[Extracts from a graphics dataset]
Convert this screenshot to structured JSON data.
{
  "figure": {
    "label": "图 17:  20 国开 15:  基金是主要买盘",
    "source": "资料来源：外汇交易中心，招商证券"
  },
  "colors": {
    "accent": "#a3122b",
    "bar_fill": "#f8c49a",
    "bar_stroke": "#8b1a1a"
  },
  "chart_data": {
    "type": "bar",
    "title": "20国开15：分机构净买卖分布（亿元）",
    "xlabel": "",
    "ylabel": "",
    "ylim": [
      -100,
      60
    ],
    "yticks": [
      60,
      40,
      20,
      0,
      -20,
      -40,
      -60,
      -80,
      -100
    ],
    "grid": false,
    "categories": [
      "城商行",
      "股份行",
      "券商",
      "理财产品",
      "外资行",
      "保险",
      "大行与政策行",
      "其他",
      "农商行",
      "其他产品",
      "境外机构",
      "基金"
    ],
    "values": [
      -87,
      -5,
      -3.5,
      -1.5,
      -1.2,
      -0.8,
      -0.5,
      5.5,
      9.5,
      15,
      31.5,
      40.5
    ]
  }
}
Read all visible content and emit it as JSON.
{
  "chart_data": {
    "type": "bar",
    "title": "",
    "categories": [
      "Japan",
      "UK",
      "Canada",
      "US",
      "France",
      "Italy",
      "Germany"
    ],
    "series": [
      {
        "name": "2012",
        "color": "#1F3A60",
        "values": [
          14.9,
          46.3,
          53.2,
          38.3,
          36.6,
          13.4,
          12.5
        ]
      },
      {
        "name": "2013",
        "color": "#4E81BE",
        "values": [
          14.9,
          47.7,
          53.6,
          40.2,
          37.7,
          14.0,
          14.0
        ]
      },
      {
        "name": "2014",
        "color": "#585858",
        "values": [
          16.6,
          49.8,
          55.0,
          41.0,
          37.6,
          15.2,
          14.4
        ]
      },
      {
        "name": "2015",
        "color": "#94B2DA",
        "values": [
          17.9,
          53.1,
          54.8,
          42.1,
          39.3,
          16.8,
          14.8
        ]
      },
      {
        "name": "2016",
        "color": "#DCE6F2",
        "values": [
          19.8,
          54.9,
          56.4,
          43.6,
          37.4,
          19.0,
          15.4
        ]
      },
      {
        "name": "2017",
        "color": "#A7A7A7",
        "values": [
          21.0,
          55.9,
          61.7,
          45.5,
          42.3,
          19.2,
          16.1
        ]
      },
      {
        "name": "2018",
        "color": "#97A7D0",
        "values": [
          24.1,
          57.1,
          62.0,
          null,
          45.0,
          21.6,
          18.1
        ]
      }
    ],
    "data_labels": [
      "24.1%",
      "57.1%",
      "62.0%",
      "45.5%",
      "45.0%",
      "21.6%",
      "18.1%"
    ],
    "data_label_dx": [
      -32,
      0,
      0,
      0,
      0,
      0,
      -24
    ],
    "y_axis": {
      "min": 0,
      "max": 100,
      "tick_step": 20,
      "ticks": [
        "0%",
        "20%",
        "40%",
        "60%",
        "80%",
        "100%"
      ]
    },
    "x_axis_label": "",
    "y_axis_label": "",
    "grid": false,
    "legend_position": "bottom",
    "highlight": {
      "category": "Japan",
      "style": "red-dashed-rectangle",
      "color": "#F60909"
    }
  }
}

Stated task: Extract each line of the listing above, copying it word for word.

Response to this task:
Convert this screenshot to structured JSON data.
{
  "figure": {
    "label": "图 17:  20 国开 15:  基金是主要买盘",
    "source": "资料来源：外汇交易中心，招商证券"
  },
  "colors": {
    "accent": "#a3122b",
    "bar_fill": "#f8c49a",
    "bar_stroke": "#8b1a1a"
  },
  "chart_data": {
    "type": "bar",
    "title": "20国开15：分机构净买卖分布（亿元）",
    "xlabel": "",
    "ylabel": "",
    "ylim": [
      -100,
      60
    ],
    "yticks": [
      60,
      40,
      20,
      0,
      -20,
      -40,
      -60,
      -80,
      -100
    ],
    "grid": false,
    "categories": [
      "城商行",
      "股份行",
      "券商",
      "理财产品",
      "外资行",
      "保险",
      "大行与政策行",
      "其他",
      "农商行",
      "其他产品",
      "境外机构",
      "基金"
    ],
    "values": [
      -87,
      -5,
      -3.5,
      -1.5,
      -1.2,
      -0.8,
      -0.5,
      5.5,
      9.5,
      15,
      31.5,
      40.5
    ]
  }
}
Read all visible content and emit it as JSON.
{
  "chart_data": {
    "type": "bar",
    "title": "",
    "categories": [
      "Japan",
      "UK",
      "Canada",
      "US",
      "France",
      "Italy",
      "Germany"
    ],
    "series": [
      {
        "name": "2012",
        "color": "#1F3A60",
        "values": [
          14.9,
          46.3,
          53.2,
          38.3,
          36.6,
          13.4,
          12.5
        ]
      },
      {
        "name": "2013",
        "color": "#4E81BE",
        "values": [
          14.9,
          47.7,
          53.6,
          40.2,
          37.7,
          14.0,
          14.0
        ]
      },
      {
        "name": "2014",
        "color": "#585858",
        "values": [
          16.6,
          49.8,
          55.0,
          41.0,
          37.6,
          15.2,
          14.4
        ]
      },
      {
        "name": "2015",
        "color": "#94B2DA",
        "values": [
          17.9,
          53.1,
          54.8,
          42.1,
          39.3,
          16.8,
          14.8
        ]
      },
      {
        "name": "2016",
        "color": "#DCE6F2",
        "values": [
          19.8,
          54.9,
          56.4,
          43.6,
          37.4,
          19.0,
          15.4
        ]
      },
      {
        "name": "2017",
        "color": "#A7A7A7",
        "values": [
          21.0,
          55.9,
          61.7,
          45.5,
          42.3,
          19.2,
          16.1
        ]
      },
      {
        "name": "2018",
        "color": "#97A7D0",
        "values": [
          24.1,
          57.1,
          62.0,
          null,
          45.0,
          21.6,
          18.1
        ]
      }
    ],
    "data_labels": [
      "24.1%",
      "57.1%",
      "62.0%",
      "45.5%",
      "45.0%",
      "21.6%",
      "18.1%"
    ],
    "data_label_dx": [
      -32,
      0,
      0,
      0,
      0,
      0,
      -24
    ],
    "y_axis": {
      "min": 0,
      "max": 100,
      "tick_step": 20,
      "ticks": [
        "0%",
        "20%",
        "40%",
        "60%",
        "80%",
        "100%"
      ]
    },
    "x_axis_label": "",
    "y_axis_label": "",
    "grid": false,
    "legend_position": "bottom",
    "highlight": {
      "category": "Japan",
      "style": "red-dashed-rectangle",
      "color": "#F60909"
    }
  }
}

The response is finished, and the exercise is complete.